> **GIVEN INSTRUCTION**
Reproduce all of the following data word for word, keeping each line unchanged.

Entries taken from a dataset
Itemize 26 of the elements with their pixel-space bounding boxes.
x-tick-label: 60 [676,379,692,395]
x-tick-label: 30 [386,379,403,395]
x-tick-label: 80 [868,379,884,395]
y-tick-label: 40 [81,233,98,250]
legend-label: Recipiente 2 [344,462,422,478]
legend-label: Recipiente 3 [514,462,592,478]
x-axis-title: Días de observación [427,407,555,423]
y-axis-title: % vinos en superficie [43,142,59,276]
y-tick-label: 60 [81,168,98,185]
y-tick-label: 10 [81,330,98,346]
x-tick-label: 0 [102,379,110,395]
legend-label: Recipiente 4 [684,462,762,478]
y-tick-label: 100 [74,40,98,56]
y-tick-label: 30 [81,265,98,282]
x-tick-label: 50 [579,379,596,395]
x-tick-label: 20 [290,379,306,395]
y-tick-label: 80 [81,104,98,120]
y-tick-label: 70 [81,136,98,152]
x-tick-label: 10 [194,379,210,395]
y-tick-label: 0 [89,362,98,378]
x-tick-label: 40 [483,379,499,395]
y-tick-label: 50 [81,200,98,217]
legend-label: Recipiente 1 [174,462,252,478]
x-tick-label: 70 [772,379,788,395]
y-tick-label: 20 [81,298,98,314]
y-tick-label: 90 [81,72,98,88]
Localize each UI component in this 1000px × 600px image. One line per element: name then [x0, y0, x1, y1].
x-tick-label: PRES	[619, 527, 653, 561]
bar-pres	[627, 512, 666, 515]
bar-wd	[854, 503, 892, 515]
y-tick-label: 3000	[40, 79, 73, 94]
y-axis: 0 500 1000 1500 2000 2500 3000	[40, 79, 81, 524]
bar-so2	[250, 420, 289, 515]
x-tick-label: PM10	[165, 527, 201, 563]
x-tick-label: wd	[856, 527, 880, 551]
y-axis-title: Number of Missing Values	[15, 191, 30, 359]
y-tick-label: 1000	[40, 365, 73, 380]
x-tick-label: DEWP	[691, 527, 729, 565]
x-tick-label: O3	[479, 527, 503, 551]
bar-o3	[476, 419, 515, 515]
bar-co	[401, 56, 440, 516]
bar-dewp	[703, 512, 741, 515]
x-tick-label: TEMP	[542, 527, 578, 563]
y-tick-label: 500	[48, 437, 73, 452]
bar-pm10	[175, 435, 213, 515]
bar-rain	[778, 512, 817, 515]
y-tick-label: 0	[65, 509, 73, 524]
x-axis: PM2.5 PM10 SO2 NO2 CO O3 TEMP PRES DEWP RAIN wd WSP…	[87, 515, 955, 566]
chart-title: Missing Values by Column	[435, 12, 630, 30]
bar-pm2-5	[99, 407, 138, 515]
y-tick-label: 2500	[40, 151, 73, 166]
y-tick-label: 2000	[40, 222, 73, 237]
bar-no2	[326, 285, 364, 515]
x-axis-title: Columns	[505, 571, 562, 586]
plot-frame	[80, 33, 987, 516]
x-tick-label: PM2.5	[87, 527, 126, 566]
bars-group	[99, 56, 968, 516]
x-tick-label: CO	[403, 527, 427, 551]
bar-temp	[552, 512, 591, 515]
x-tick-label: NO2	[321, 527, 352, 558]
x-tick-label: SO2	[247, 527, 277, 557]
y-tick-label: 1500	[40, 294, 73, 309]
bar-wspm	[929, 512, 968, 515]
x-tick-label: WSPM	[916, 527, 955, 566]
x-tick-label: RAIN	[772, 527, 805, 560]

> **RESULT OF THIS EXERCISE**
Itemize 26 of the elements with their pixel-space bounding boxes.
x-tick-label: 60 [676,379,692,395]
x-tick-label: 30 [386,379,403,395]
x-tick-label: 80 [868,379,884,395]
y-tick-label: 40 [81,233,98,250]
legend-label: Recipiente 2 [344,462,422,478]
legend-label: Recipiente 3 [514,462,592,478]
x-axis-title: Días de observación [427,407,555,423]
y-axis-title: % vinos en superficie [43,142,59,276]
y-tick-label: 60 [81,168,98,185]
y-tick-label: 10 [81,330,98,346]
x-tick-label: 0 [102,379,110,395]
legend-label: Recipiente 4 [684,462,762,478]
y-tick-label: 100 [74,40,98,56]
y-tick-label: 30 [81,265,98,282]
x-tick-label: 50 [579,379,596,395]
x-tick-label: 20 [290,379,306,395]
y-tick-label: 80 [81,104,98,120]
y-tick-label: 70 [81,136,98,152]
x-tick-label: 10 [194,379,210,395]
y-tick-label: 0 [89,362,98,378]
x-tick-label: 40 [483,379,499,395]
y-tick-label: 50 [81,200,98,217]
legend-label: Recipiente 1 [174,462,252,478]
x-tick-label: 70 [772,379,788,395]
y-tick-label: 20 [81,298,98,314]
y-tick-label: 90 [81,72,98,88]
Localize each UI component in this 1000px × 600px image. One line per element: name then [x0, y0, x1, y1].
x-tick-label: PRES	[619, 527, 653, 561]
bar-pres	[627, 512, 666, 515]
bar-wd	[854, 503, 892, 515]
y-tick-label: 3000	[40, 79, 73, 94]
y-axis: 0 500 1000 1500 2000 2500 3000	[40, 79, 81, 524]
bar-so2	[250, 420, 289, 515]
x-tick-label: PM10	[165, 527, 201, 563]
x-tick-label: wd	[856, 527, 880, 551]
y-axis-title: Number of Missing Values	[15, 191, 30, 359]
y-tick-label: 1000	[40, 365, 73, 380]
x-tick-label: DEWP	[691, 527, 729, 565]
x-tick-label: O3	[479, 527, 503, 551]
bar-o3	[476, 419, 515, 515]
bar-co	[401, 56, 440, 516]
bar-dewp	[703, 512, 741, 515]
x-tick-label: TEMP	[542, 527, 578, 563]
y-tick-label: 500	[48, 437, 73, 452]
bar-pm10	[175, 435, 213, 515]
bar-rain	[778, 512, 817, 515]
y-tick-label: 0	[65, 509, 73, 524]
x-axis: PM2.5 PM10 SO2 NO2 CO O3 TEMP PRES DEWP RAIN wd WSP…	[87, 515, 955, 566]
chart-title: Missing Values by Column	[435, 12, 630, 30]
bar-pm2-5	[99, 407, 138, 515]
y-tick-label: 2500	[40, 151, 73, 166]
y-tick-label: 2000	[40, 222, 73, 237]
bar-no2	[326, 285, 364, 515]
x-axis-title: Columns	[505, 571, 562, 586]
plot-frame	[80, 33, 987, 516]
x-tick-label: PM2.5	[87, 527, 126, 566]
bars-group	[99, 56, 968, 516]
x-tick-label: CO	[403, 527, 427, 551]
bar-temp	[552, 512, 591, 515]
x-tick-label: NO2	[321, 527, 352, 558]
x-tick-label: SO2	[247, 527, 277, 557]
y-tick-label: 1500	[40, 294, 73, 309]
bar-wspm	[929, 512, 968, 515]
x-tick-label: WSPM	[916, 527, 955, 566]
x-tick-label: RAIN	[772, 527, 805, 560]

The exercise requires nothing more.